▶ **DESCRIPTION OF THE TASK**
Print all entries precisely as they are written.

▶ **AVAILABLE RECORDS**
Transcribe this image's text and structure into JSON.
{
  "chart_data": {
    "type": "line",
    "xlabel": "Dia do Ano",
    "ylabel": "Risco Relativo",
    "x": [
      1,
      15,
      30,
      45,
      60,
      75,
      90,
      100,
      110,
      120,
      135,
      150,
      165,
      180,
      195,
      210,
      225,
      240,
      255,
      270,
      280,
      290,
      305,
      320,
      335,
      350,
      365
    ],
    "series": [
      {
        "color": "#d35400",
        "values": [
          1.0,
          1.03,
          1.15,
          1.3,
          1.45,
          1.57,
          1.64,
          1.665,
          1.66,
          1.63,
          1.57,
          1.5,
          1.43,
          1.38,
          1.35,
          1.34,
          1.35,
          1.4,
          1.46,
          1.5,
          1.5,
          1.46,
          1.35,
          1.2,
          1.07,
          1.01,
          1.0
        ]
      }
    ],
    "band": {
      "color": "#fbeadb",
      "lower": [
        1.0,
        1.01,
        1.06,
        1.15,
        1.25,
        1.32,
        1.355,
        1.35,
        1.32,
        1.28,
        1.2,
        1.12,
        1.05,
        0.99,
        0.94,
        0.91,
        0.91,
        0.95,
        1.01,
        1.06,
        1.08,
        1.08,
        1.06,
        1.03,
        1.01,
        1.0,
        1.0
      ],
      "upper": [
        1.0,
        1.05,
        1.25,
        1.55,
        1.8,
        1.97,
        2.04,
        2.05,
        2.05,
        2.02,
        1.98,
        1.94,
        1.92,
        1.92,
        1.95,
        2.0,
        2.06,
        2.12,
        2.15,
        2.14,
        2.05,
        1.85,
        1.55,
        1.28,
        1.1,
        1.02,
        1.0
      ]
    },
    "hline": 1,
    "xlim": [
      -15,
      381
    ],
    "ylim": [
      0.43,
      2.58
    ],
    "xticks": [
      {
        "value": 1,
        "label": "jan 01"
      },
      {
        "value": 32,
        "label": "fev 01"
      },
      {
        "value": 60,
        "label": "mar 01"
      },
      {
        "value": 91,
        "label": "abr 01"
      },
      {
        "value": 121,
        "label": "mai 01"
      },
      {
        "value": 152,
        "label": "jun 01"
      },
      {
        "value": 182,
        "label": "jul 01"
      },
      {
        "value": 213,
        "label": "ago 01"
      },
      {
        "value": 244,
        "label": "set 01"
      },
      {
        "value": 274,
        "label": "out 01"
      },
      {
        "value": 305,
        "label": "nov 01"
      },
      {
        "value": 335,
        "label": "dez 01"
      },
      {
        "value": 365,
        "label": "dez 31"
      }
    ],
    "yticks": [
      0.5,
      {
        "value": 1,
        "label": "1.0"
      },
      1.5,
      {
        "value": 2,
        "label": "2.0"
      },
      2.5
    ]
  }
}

▶ **CORRECT RESPONSE**
Transcribe this image's text and structure into JSON.
{
  "chart_data": {
    "type": "line",
    "xlabel": "Dia do Ano",
    "ylabel": "Risco Relativo",
    "x": [
      1,
      15,
      30,
      45,
      60,
      75,
      90,
      100,
      110,
      120,
      135,
      150,
      165,
      180,
      195,
      210,
      225,
      240,
      255,
      270,
      280,
      290,
      305,
      320,
      335,
      350,
      365
    ],
    "series": [
      {
        "color": "#d35400",
        "values": [
          1.0,
          1.03,
          1.15,
          1.3,
          1.45,
          1.57,
          1.64,
          1.665,
          1.66,
          1.63,
          1.57,
          1.5,
          1.43,
          1.38,
          1.35,
          1.34,
          1.35,
          1.4,
          1.46,
          1.5,
          1.5,
          1.46,
          1.35,
          1.2,
          1.07,
          1.01,
          1.0
        ]
      }
    ],
    "band": {
      "color": "#fbeadb",
      "lower": [
        1.0,
        1.01,
        1.06,
        1.15,
        1.25,
        1.32,
        1.355,
        1.35,
        1.32,
        1.28,
        1.2,
        1.12,
        1.05,
        0.99,
        0.94,
        0.91,
        0.91,
        0.95,
        1.01,
        1.06,
        1.08,
        1.08,
        1.06,
        1.03,
        1.01,
        1.0,
        1.0
      ],
      "upper": [
        1.0,
        1.05,
        1.25,
        1.55,
        1.8,
        1.97,
        2.04,
        2.05,
        2.05,
        2.02,
        1.98,
        1.94,
        1.92,
        1.92,
        1.95,
        2.0,
        2.06,
        2.12,
        2.15,
        2.14,
        2.05,
        1.85,
        1.55,
        1.28,
        1.1,
        1.02,
        1.0
      ]
    },
    "hline": 1,
    "xlim": [
      -15,
      381
    ],
    "ylim": [
      0.43,
      2.58
    ],
    "xticks": [
      {
        "value": 1,
        "label": "jan 01"
      },
      {
        "value": 32,
        "label": "fev 01"
      },
      {
        "value": 60,
        "label": "mar 01"
      },
      {
        "value": 91,
        "label": "abr 01"
      },
      {
        "value": 121,
        "label": "mai 01"
      },
      {
        "value": 152,
        "label": "jun 01"
      },
      {
        "value": 182,
        "label": "jul 01"
      },
      {
        "value": 213,
        "label": "ago 01"
      },
      {
        "value": 244,
        "label": "set 01"
      },
      {
        "value": 274,
        "label": "out 01"
      },
      {
        "value": 305,
        "label": "nov 01"
      },
      {
        "value": 335,
        "label": "dez 01"
      },
      {
        "value": 365,
        "label": "dez 31"
      }
    ],
    "yticks": [
      0.5,
      {
        "value": 1,
        "label": "1.0"
      },
      1.5,
      {
        "value": 2,
        "label": "2.0"
      },
      2.5
    ]
  }
}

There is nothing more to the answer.